• _WHAT IS EXPECTED_: Extract all data as written.

+++ WORKING DATA

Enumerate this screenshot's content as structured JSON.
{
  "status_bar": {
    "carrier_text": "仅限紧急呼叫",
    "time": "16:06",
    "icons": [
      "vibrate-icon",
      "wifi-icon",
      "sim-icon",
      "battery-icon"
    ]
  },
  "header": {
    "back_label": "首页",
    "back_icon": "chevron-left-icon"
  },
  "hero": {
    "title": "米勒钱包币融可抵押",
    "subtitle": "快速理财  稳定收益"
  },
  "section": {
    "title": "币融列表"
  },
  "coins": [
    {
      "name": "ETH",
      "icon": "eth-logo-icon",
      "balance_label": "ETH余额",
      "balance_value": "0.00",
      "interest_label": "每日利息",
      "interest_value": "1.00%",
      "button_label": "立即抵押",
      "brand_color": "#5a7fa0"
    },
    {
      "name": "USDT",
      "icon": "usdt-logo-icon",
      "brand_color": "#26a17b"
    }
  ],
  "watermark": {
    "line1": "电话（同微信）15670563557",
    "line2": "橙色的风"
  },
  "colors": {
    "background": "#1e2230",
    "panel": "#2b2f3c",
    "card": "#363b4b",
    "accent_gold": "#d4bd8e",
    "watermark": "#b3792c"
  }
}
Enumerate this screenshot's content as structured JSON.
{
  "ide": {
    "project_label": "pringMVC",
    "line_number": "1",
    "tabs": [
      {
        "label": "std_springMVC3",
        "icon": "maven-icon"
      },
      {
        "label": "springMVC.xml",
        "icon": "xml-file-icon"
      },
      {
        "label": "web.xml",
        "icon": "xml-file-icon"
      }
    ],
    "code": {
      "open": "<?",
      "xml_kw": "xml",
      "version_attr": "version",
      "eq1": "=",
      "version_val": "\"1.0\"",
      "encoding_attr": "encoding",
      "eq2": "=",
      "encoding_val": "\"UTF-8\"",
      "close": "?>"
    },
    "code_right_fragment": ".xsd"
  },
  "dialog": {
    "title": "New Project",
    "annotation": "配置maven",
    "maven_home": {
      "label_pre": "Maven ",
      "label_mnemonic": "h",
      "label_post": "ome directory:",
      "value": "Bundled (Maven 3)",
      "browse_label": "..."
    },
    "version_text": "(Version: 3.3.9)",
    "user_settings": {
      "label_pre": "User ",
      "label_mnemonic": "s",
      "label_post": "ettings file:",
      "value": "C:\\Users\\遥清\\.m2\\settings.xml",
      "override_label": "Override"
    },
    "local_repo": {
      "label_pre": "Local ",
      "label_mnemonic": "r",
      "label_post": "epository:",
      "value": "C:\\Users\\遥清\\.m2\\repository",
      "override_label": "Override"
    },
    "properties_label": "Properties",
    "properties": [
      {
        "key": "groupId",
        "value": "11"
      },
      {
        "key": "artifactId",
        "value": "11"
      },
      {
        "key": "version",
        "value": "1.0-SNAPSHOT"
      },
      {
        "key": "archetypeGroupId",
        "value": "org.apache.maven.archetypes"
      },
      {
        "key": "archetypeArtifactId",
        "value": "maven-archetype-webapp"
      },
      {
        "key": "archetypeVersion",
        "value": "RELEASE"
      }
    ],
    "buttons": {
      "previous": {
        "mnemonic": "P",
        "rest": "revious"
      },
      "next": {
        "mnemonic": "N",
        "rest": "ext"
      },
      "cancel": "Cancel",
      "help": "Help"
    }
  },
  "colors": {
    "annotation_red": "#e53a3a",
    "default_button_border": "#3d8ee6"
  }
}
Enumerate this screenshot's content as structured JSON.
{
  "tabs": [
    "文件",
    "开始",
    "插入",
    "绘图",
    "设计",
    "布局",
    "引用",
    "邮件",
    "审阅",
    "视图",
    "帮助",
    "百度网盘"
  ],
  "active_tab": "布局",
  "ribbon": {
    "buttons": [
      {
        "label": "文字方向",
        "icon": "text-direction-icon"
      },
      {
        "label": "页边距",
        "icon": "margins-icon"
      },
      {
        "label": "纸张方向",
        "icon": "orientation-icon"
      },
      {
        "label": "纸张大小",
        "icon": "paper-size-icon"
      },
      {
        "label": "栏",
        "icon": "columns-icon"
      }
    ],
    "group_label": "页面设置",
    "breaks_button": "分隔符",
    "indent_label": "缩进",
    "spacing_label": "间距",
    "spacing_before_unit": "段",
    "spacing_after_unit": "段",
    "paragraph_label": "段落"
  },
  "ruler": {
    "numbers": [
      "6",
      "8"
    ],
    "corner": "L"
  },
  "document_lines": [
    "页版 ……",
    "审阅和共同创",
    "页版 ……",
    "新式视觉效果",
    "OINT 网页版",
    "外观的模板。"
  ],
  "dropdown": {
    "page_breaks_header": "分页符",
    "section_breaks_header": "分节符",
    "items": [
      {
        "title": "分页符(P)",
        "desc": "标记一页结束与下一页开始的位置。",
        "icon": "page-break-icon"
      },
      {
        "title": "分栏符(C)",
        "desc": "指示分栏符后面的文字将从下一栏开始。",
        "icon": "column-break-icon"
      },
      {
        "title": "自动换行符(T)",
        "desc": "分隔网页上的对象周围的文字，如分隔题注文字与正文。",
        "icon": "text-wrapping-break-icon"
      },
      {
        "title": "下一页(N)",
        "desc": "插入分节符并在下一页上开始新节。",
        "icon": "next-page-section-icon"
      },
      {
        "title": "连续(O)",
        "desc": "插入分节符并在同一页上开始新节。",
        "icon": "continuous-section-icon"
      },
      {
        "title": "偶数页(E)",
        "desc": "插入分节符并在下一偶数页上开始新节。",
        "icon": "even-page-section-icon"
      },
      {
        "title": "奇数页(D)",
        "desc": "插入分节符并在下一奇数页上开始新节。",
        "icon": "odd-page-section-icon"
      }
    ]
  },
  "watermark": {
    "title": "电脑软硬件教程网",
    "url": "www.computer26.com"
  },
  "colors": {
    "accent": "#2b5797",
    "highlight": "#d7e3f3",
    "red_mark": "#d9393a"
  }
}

++++++

• _EXERCISE SOLUTION_:
Enumerate this screenshot's content as structured JSON.
{
  "status_bar": {
    "carrier_text": "仅限紧急呼叫",
    "time": "16:06",
    "icons": [
      "vibrate-icon",
      "wifi-icon",
      "sim-icon",
      "battery-icon"
    ]
  },
  "header": {
    "back_label": "首页",
    "back_icon": "chevron-left-icon"
  },
  "hero": {
    "title": "米勒钱包币融可抵押",
    "subtitle": "快速理财  稳定收益"
  },
  "section": {
    "title": "币融列表"
  },
  "coins": [
    {
      "name": "ETH",
      "icon": "eth-logo-icon",
      "balance_label": "ETH余额",
      "balance_value": "0.00",
      "interest_label": "每日利息",
      "interest_value": "1.00%",
      "button_label": "立即抵押",
      "brand_color": "#5a7fa0"
    },
    {
      "name": "USDT",
      "icon": "usdt-logo-icon",
      "brand_color": "#26a17b"
    }
  ],
  "watermark": {
    "line1": "电话（同微信）15670563557",
    "line2": "橙色的风"
  },
  "colors": {
    "background": "#1e2230",
    "panel": "#2b2f3c",
    "card": "#363b4b",
    "accent_gold": "#d4bd8e",
    "watermark": "#b3792c"
  }
}
Enumerate this screenshot's content as structured JSON.
{
  "ide": {
    "project_label": "pringMVC",
    "line_number": "1",
    "tabs": [
      {
        "label": "std_springMVC3",
        "icon": "maven-icon"
      },
      {
        "label": "springMVC.xml",
        "icon": "xml-file-icon"
      },
      {
        "label": "web.xml",
        "icon": "xml-file-icon"
      }
    ],
    "code": {
      "open": "<?",
      "xml_kw": "xml",
      "version_attr": "version",
      "eq1": "=",
      "version_val": "\"1.0\"",
      "encoding_attr": "encoding",
      "eq2": "=",
      "encoding_val": "\"UTF-8\"",
      "close": "?>"
    },
    "code_right_fragment": ".xsd"
  },
  "dialog": {
    "title": "New Project",
    "annotation": "配置maven",
    "maven_home": {
      "label_pre": "Maven ",
      "label_mnemonic": "h",
      "label_post": "ome directory:",
      "value": "Bundled (Maven 3)",
      "browse_label": "..."
    },
    "version_text": "(Version: 3.3.9)",
    "user_settings": {
      "label_pre": "User ",
      "label_mnemonic": "s",
      "label_post": "ettings file:",
      "value": "C:\\Users\\遥清\\.m2\\settings.xml",
      "override_label": "Override"
    },
    "local_repo": {
      "label_pre": "Local ",
      "label_mnemonic": "r",
      "label_post": "epository:",
      "value": "C:\\Users\\遥清\\.m2\\repository",
      "override_label": "Override"
    },
    "properties_label": "Properties",
    "properties": [
      {
        "key": "groupId",
        "value": "11"
      },
      {
        "key": "artifactId",
        "value": "11"
      },
      {
        "key": "version",
        "value": "1.0-SNAPSHOT"
      },
      {
        "key": "archetypeGroupId",
        "value": "org.apache.maven.archetypes"
      },
      {
        "key": "archetypeArtifactId",
        "value": "maven-archetype-webapp"
      },
      {
        "key": "archetypeVersion",
        "value": "RELEASE"
      }
    ],
    "buttons": {
      "previous": {
        "mnemonic": "P",
        "rest": "revious"
      },
      "next": {
        "mnemonic": "N",
        "rest": "ext"
      },
      "cancel": "Cancel",
      "help": "Help"
    }
  },
  "colors": {
    "annotation_red": "#e53a3a",
    "default_button_border": "#3d8ee6"
  }
}
Enumerate this screenshot's content as structured JSON.
{
  "tabs": [
    "文件",
    "开始",
    "插入",
    "绘图",
    "设计",
    "布局",
    "引用",
    "邮件",
    "审阅",
    "视图",
    "帮助",
    "百度网盘"
  ],
  "active_tab": "布局",
  "ribbon": {
    "buttons": [
      {
        "label": "文字方向",
        "icon": "text-direction-icon"
      },
      {
        "label": "页边距",
        "icon": "margins-icon"
      },
      {
        "label": "纸张方向",
        "icon": "orientation-icon"
      },
      {
        "label": "纸张大小",
        "icon": "paper-size-icon"
      },
      {
        "label": "栏",
        "icon": "columns-icon"
      }
    ],
    "group_label": "页面设置",
    "breaks_button": "分隔符",
    "indent_label": "缩进",
    "spacing_label": "间距",
    "spacing_before_unit": "段",
    "spacing_after_unit": "段",
    "paragraph_label": "段落"
  },
  "ruler": {
    "numbers": [
      "6",
      "8"
    ],
    "corner": "L"
  },
  "document_lines": [
    "页版 ……",
    "审阅和共同创",
    "页版 ……",
    "新式视觉效果",
    "OINT 网页版",
    "外观的模板。"
  ],
  "dropdown": {
    "page_breaks_header": "分页符",
    "section_breaks_header": "分节符",
    "items": [
      {
        "title": "分页符(P)",
        "desc": "标记一页结束与下一页开始的位置。",
        "icon": "page-break-icon"
      },
      {
        "title": "分栏符(C)",
        "desc": "指示分栏符后面的文字将从下一栏开始。",
        "icon": "column-break-icon"
      },
      {
        "title": "自动换行符(T)",
        "desc": "分隔网页上的对象周围的文字，如分隔题注文字与正文。",
        "icon": "text-wrapping-break-icon"
      },
      {
        "title": "下一页(N)",
        "desc": "插入分节符并在下一页上开始新节。",
        "icon": "next-page-section-icon"
      },
      {
        "title": "连续(O)",
        "desc": "插入分节符并在同一页上开始新节。",
        "icon": "continuous-section-icon"
      },
      {
        "title": "偶数页(E)",
        "desc": "插入分节符并在下一偶数页上开始新节。",
        "icon": "even-page-section-icon"
      },
      {
        "title": "奇数页(D)",
        "desc": "插入分节符并在下一奇数页上开始新节。",
        "icon": "odd-page-section-icon"
      }
    ]
  },
  "watermark": {
    "title": "电脑软硬件教程网",
    "url": "www.computer26.com"
  },
  "colors": {
    "accent": "#2b5797",
    "highlight": "#d7e3f3",
    "red_mark": "#d9393a"
  }
}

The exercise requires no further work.